Records to use:
———
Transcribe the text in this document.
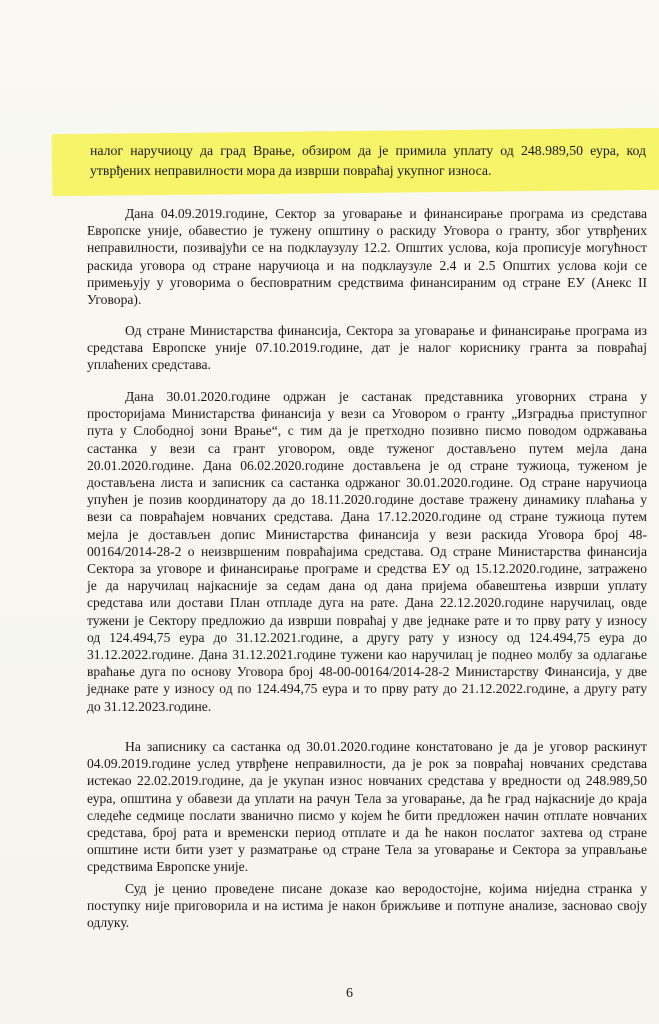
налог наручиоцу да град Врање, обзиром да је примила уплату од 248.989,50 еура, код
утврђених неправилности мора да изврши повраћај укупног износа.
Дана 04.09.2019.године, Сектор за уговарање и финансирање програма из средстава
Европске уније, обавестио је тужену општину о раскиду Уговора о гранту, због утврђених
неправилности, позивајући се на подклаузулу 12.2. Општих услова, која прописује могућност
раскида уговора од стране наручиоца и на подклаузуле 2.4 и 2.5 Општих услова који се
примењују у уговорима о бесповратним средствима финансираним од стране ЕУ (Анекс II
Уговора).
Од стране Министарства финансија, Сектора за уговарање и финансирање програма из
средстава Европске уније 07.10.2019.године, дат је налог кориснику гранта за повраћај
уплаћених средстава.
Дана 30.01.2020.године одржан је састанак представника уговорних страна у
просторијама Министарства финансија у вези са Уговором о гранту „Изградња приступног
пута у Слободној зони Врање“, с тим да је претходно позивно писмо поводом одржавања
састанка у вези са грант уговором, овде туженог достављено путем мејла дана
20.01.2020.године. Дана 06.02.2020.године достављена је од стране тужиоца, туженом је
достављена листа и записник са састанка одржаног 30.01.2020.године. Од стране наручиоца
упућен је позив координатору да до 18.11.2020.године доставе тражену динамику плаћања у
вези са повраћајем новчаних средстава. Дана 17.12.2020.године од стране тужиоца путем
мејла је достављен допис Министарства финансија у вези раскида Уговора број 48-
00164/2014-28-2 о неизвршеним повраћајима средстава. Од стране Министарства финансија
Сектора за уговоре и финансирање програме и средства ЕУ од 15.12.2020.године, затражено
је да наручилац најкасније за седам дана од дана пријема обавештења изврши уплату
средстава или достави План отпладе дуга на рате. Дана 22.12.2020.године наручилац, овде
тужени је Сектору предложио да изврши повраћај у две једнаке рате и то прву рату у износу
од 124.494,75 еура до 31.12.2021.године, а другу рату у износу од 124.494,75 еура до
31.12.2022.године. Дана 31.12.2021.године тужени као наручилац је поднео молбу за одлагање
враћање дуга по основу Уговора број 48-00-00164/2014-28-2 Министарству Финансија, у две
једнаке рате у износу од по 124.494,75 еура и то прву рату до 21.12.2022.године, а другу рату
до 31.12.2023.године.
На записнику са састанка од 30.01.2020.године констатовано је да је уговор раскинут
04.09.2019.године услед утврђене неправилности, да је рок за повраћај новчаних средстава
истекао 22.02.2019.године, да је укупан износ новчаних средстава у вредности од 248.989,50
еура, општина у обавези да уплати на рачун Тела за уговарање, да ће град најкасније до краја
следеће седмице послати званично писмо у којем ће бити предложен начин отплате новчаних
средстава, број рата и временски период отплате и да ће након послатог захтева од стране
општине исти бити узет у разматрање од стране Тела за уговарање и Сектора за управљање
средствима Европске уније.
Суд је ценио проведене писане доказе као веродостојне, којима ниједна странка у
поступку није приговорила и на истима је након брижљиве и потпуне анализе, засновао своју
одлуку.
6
———
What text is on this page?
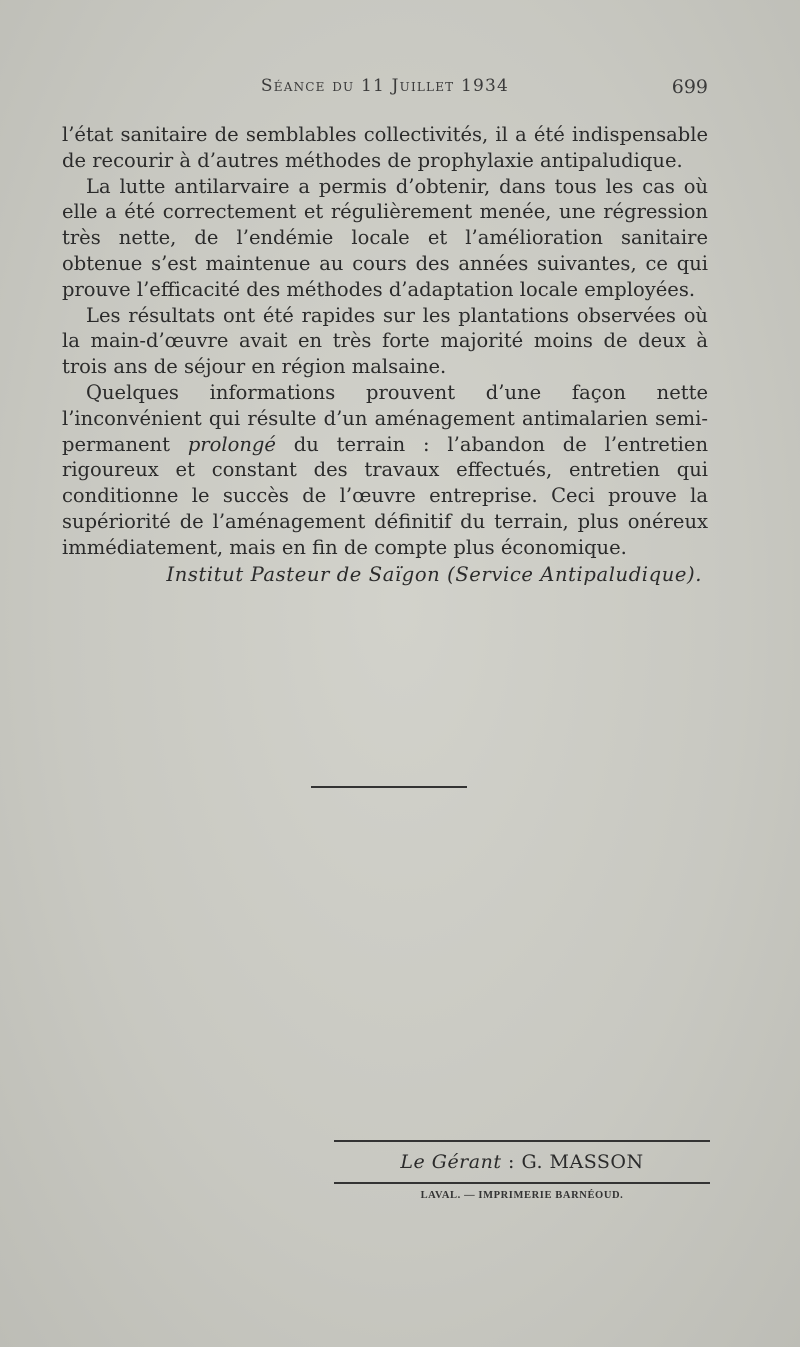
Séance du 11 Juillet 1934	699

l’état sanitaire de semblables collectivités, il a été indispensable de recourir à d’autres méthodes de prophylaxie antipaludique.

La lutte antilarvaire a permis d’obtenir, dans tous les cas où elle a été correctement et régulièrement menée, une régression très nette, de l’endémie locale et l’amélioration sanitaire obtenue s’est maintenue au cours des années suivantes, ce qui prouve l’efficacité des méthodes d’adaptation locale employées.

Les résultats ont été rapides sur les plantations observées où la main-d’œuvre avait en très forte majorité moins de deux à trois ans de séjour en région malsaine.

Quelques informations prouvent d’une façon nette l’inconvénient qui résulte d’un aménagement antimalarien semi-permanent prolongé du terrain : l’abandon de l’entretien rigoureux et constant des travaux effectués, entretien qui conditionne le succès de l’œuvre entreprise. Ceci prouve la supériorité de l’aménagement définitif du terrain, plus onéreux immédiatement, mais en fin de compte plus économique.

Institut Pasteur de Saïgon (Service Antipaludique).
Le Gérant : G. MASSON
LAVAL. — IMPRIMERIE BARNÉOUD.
———
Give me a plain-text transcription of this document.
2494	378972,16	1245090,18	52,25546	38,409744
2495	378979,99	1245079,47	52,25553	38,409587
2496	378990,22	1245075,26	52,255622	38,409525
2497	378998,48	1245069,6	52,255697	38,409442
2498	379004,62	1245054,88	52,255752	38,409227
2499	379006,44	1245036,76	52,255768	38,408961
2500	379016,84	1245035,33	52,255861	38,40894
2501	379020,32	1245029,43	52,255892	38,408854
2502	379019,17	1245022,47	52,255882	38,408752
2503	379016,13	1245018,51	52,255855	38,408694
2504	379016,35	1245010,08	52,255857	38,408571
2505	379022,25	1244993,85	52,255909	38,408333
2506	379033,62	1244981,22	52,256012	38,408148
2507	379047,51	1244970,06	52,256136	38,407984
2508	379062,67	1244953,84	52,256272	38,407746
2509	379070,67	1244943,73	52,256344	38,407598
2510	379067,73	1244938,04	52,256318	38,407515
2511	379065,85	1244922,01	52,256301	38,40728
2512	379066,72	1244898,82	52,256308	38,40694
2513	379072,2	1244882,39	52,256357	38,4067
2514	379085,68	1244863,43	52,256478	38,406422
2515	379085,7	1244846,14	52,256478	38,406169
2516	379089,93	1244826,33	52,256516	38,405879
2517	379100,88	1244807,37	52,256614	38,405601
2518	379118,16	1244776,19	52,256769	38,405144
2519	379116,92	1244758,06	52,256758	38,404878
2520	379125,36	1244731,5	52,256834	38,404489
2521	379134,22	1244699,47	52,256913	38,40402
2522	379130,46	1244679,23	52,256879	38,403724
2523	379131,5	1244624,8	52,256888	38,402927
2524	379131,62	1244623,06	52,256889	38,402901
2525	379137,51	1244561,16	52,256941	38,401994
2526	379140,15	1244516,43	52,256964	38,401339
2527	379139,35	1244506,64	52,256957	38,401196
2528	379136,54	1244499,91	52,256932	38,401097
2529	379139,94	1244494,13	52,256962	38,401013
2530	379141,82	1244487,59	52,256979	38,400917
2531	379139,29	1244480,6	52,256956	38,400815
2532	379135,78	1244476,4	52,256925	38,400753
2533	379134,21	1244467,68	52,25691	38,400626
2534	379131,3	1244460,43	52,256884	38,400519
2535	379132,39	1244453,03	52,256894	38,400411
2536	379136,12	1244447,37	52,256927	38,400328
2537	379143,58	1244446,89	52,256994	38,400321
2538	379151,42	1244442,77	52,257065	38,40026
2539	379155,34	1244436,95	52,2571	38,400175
———
Exercise brief: Pull out all lines containing "еура".

Response below:
налог наручиоцу да град Врање, обзиром да је примила уплату од 248.989,50 еура, код
од 124.494,75 еура до 31.12.2021.године, а другу рату у износу од 124.494,75 еура до
једнаке рате у износу од по 124.494,75 еура и то прву рату до 21.12.2022.године, а другу рату
еура, општина у обавези да уплати на рачун Тела за уговарање, да ће град најкасније до краја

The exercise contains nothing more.